◆ **Your instructions**:
Leaving out every picture, output the records below exactly as they are.

Page text entries:
=== Begin Enclosure ===
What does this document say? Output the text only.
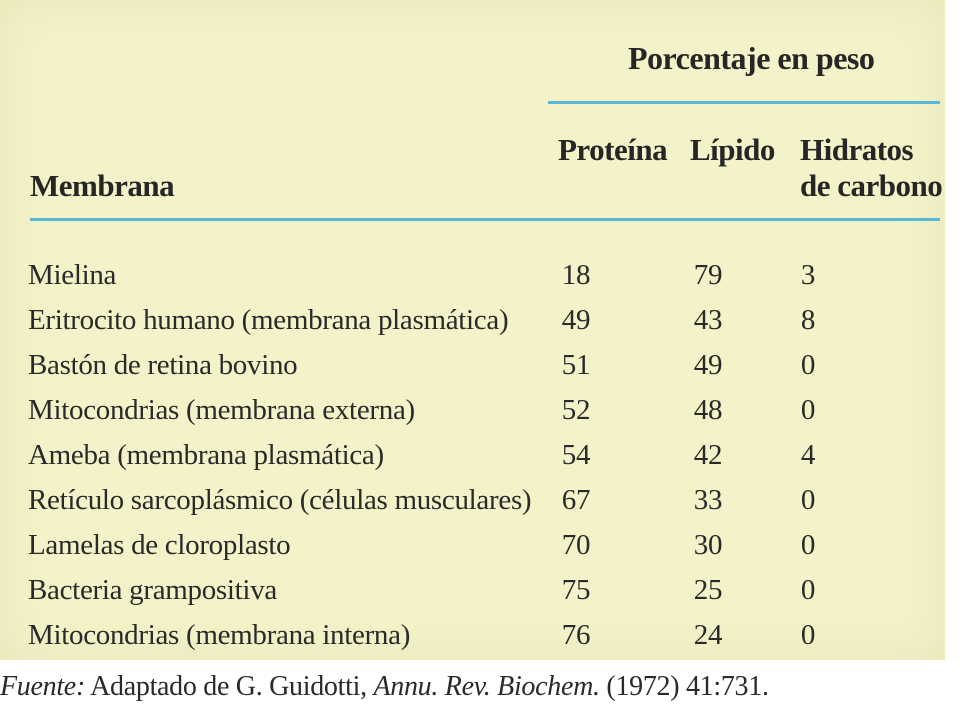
Porcentaje en peso
Membrana
Proteína Lípido Hidratos
de carbono
Mielina	18	79	3
Eritrocito humano (membrana plasmática) 49	43	8
Bastón de retina bovino	51	49	0
Mitocondrias (membrana externa)	52	48	0
Ameba (membrana plasmática)	54	42	4
Retículo sarcoplásmico (células musculares) 67	33	0
Lamelas de cloroplasto	70	30	0
Bacteria grampositiva	75	25	0
Mitocondrias (membrana interna)	76	24	0
Fuente: Adaptado de G. Guidotti, Annu. Rev. Biochem. (1972) 41:731.
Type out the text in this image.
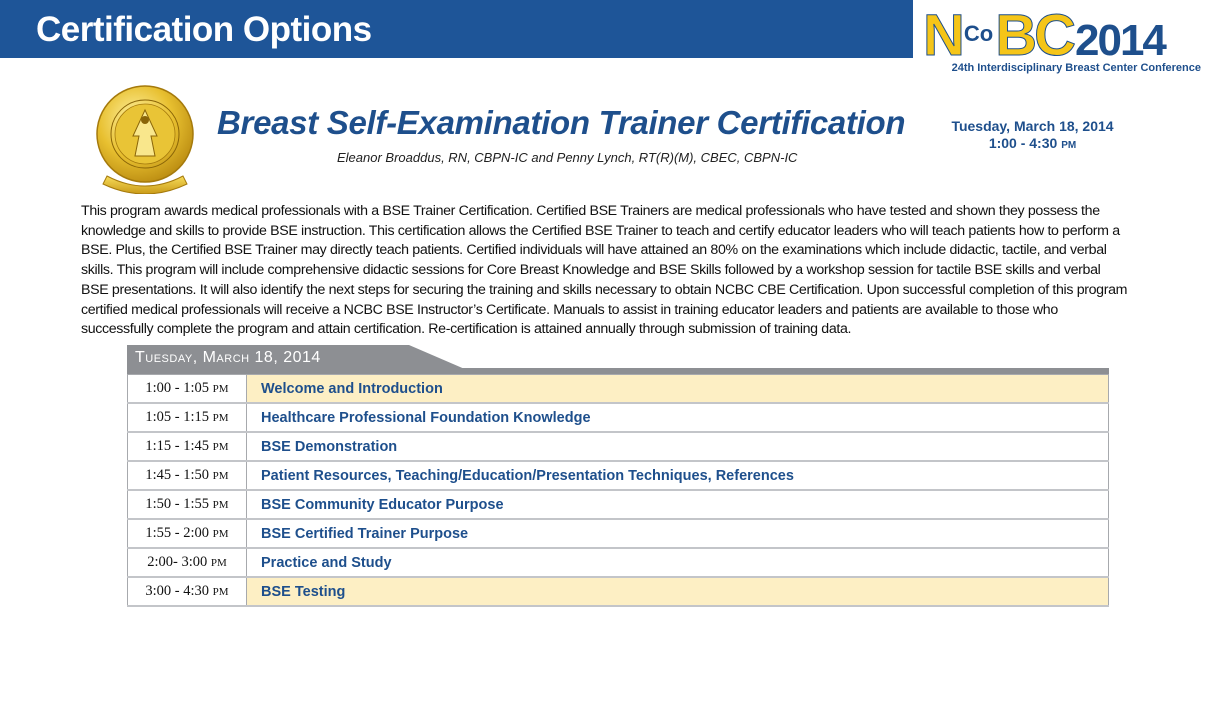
Certification Options	NCoBC2014
24th Interdisciplinary Breast Center Conference
Breast Self-Examination Trainer Certification
Eleanor Broaddus, RN, CBPN-IC and Penny Lynch, RT(R)(M), CBEC, CBPN-IC
Tuesday, March 18, 2014
1:00 - 4:30 PM
This program awards medical professionals with a BSE Trainer Certification. Certified BSE Trainers are medical professionals who have tested and shown they possess the knowledge and skills to provide BSE instruction. This certification allows the Certified BSE Trainer to teach and certify educator leaders who will teach patients how to perform a BSE. Plus, the Certified BSE Trainer may directly teach patients. Certified individuals will have attained an 80% on the examinations which include didactic, tactile, and verbal skills. This program will include comprehensive didactic sessions for Core Breast Knowledge and BSE Skills followed by a workshop session for tactile BSE skills and verbal BSE presentations. It will also identify the next steps for securing the training and skills necessary to obtain NCBC CBE Certification. Upon successful completion of this program certified medical professionals will receive a NCBC BSE Instructor’s Certificate. Manuals to assist in training educator leaders and patients are available to those who successfully complete the program and attain certification. Re-certification is attained annually through submission of training data.
Tuesday, March 18, 2014
1:00 - 1:05 PM	Welcome and Introduction
1:05 - 1:15 PM	Healthcare Professional Foundation Knowledge
1:15 - 1:45 PM	BSE Demonstration
1:45 - 1:50 PM	Patient Resources, Teaching/Education/Presentation Techniques, References
1:50 - 1:55 PM	BSE Community Educator Purpose
1:55 - 2:00 PM	BSE Certified Trainer Purpose
2:00- 3:00 PM	Practice and Study
3:00 - 4:30 PM	BSE Testing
=== End Enclosure ===
◆ **Result**:
What does this document say? Output the text only.
Porcentaje en peso
Membrana
Proteína Lípido Hidratos
de carbono
Mielina	18	79	3
Eritrocito humano (membrana plasmática) 49	43	8
Bastón de retina bovino	51	49	0
Mitocondrias (membrana externa)	52	48	0
Ameba (membrana plasmática)	54	42	4
Retículo sarcoplásmico (células musculares) 67	33	0
Lamelas de cloroplasto	70	30	0
Bacteria grampositiva	75	25	0
Mitocondrias (membrana interna)	76	24	0
Fuente: Adaptado de G. Guidotti, Annu. Rev. Biochem. (1972) 41:731.
Type out the text in this image.
Certification Options	NCoBC2014
24th Interdisciplinary Breast Center Conference
Breast Self-Examination Trainer Certification
Eleanor Broaddus, RN, CBPN-IC and Penny Lynch, RT(R)(M), CBEC, CBPN-IC
Tuesday, March 18, 2014
1:00 - 4:30 PM
This program awards medical professionals with a BSE Trainer Certification. Certified BSE Trainers are medical professionals who have tested and shown they possess the knowledge and skills to provide BSE instruction. This certification allows the Certified BSE Trainer to teach and certify educator leaders who will teach patients how to perform a BSE. Plus, the Certified BSE Trainer may directly teach patients. Certified individuals will have attained an 80% on the examinations which include didactic, tactile, and verbal skills. This program will include comprehensive didactic sessions for Core Breast Knowledge and BSE Skills followed by a workshop session for tactile BSE skills and verbal BSE presentations. It will also identify the next steps for securing the training and skills necessary to obtain NCBC CBE Certification. Upon successful completion of this program certified medical professionals will receive a NCBC BSE Instructor’s Certificate. Manuals to assist in training educator leaders and patients are available to those who successfully complete the program and attain certification. Re-certification is attained annually through submission of training data.
Tuesday, March 18, 2014
1:00 - 1:05 PM	Welcome and Introduction
1:05 - 1:15 PM	Healthcare Professional Foundation Knowledge
1:15 - 1:45 PM	BSE Demonstration
1:45 - 1:50 PM	Patient Resources, Teaching/Education/Presentation Techniques, References
1:50 - 1:55 PM	BSE Community Educator Purpose
1:55 - 2:00 PM	BSE Certified Trainer Purpose
2:00- 3:00 PM	Practice and Study
3:00 - 4:30 PM	BSE Testing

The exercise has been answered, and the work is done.